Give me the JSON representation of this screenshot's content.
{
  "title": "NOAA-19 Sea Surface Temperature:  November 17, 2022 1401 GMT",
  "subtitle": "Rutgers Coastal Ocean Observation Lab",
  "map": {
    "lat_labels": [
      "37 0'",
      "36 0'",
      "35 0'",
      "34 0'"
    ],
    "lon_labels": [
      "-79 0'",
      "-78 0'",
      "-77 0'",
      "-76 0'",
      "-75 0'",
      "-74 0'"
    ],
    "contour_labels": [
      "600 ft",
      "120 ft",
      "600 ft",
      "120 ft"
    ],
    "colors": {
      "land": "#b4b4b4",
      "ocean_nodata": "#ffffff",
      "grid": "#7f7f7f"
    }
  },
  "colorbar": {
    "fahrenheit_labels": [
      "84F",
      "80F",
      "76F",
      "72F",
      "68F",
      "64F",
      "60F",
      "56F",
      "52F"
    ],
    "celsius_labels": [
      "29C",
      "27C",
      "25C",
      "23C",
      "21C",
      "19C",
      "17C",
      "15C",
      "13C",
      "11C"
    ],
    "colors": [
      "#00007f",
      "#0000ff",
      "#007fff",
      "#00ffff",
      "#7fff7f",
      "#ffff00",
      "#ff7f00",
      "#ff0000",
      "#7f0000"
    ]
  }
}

------------------------

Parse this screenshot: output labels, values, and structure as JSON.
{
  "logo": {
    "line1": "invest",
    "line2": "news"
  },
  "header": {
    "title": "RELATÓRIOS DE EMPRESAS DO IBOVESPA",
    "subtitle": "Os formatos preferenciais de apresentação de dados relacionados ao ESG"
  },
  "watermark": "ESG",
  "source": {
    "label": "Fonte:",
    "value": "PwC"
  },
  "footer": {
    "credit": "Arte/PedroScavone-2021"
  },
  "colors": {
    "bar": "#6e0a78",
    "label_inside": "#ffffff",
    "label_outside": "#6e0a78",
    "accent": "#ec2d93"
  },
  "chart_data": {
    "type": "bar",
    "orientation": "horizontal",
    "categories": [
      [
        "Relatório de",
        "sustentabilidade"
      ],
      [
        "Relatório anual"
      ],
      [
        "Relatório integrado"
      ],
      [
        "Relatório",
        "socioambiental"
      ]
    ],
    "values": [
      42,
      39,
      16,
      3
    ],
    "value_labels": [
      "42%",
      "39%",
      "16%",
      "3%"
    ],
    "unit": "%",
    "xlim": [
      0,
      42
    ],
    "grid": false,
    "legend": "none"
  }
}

------------------------

**Instructions to follow:**
Copy out each line in the preceding records that contains "values".

**Completed task:**
Parse this screenshot: output labels, values, and structure as JSON.
    "values": [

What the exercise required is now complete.